Items from a dataset
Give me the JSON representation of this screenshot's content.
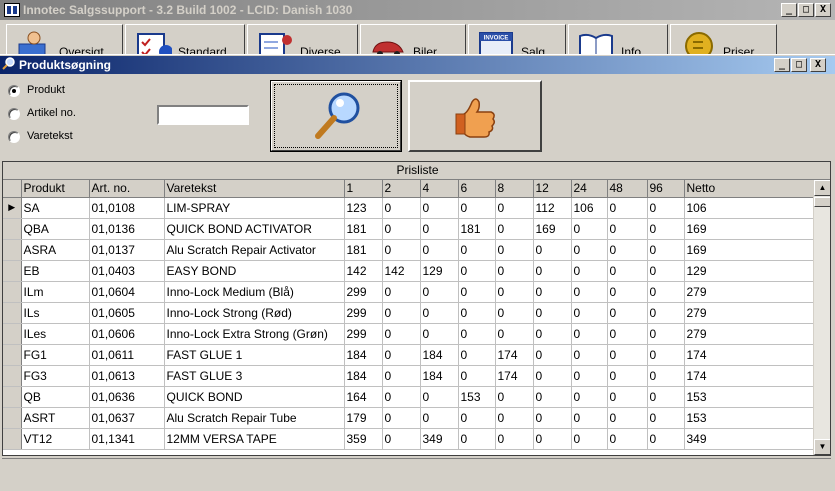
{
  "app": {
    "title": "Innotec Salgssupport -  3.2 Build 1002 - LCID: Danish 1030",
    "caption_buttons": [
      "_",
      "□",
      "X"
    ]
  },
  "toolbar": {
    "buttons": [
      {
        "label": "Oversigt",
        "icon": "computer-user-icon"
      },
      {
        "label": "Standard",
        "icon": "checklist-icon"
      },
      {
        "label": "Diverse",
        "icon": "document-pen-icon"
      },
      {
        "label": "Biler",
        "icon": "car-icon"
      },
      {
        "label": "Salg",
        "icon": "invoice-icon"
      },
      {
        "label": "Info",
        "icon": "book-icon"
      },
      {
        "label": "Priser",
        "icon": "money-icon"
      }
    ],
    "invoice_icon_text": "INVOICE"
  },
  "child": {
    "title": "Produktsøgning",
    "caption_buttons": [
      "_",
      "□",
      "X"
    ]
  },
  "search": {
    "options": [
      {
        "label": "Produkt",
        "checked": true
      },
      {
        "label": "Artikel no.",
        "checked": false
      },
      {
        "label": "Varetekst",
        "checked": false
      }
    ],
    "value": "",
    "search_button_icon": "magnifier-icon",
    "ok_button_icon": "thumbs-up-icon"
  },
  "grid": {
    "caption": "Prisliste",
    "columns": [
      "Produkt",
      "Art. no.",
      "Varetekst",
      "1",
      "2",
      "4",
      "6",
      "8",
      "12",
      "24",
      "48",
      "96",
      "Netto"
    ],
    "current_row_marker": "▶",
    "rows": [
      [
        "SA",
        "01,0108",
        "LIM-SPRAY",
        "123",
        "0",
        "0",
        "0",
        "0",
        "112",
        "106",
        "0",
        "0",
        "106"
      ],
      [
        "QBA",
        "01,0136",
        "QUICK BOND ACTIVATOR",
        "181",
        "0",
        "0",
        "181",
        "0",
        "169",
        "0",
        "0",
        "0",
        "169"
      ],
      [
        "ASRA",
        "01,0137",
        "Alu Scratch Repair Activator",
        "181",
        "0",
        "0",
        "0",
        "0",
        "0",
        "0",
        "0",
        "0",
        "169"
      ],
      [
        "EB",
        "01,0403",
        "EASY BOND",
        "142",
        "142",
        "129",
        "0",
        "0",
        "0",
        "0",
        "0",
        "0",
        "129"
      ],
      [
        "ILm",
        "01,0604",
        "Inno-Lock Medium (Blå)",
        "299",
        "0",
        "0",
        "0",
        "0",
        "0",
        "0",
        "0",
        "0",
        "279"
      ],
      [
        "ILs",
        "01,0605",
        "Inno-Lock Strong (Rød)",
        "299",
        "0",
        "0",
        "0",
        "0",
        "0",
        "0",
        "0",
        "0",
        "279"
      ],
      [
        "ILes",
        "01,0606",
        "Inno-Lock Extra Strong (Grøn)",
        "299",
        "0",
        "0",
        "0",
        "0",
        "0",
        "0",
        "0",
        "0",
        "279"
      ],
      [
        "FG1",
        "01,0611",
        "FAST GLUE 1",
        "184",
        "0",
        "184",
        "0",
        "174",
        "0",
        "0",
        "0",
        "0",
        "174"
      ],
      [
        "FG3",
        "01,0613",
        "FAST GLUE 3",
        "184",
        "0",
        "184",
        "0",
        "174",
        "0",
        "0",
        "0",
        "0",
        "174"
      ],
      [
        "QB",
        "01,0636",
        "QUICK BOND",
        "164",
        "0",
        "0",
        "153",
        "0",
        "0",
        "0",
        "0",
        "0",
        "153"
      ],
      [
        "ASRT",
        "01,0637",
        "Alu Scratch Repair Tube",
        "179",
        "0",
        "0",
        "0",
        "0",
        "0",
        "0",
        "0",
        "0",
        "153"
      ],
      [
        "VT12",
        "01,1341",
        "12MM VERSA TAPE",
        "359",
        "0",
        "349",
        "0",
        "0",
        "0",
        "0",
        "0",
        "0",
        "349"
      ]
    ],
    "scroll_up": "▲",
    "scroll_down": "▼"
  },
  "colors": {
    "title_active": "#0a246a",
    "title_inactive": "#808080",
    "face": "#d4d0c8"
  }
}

◆ **AIM**:
Copy each line in the data that holds the word "Repair".

◆ **THE SOLUTION**:
        "Alu Scratch Repair Activator",
        "Alu Scratch Repair Tube",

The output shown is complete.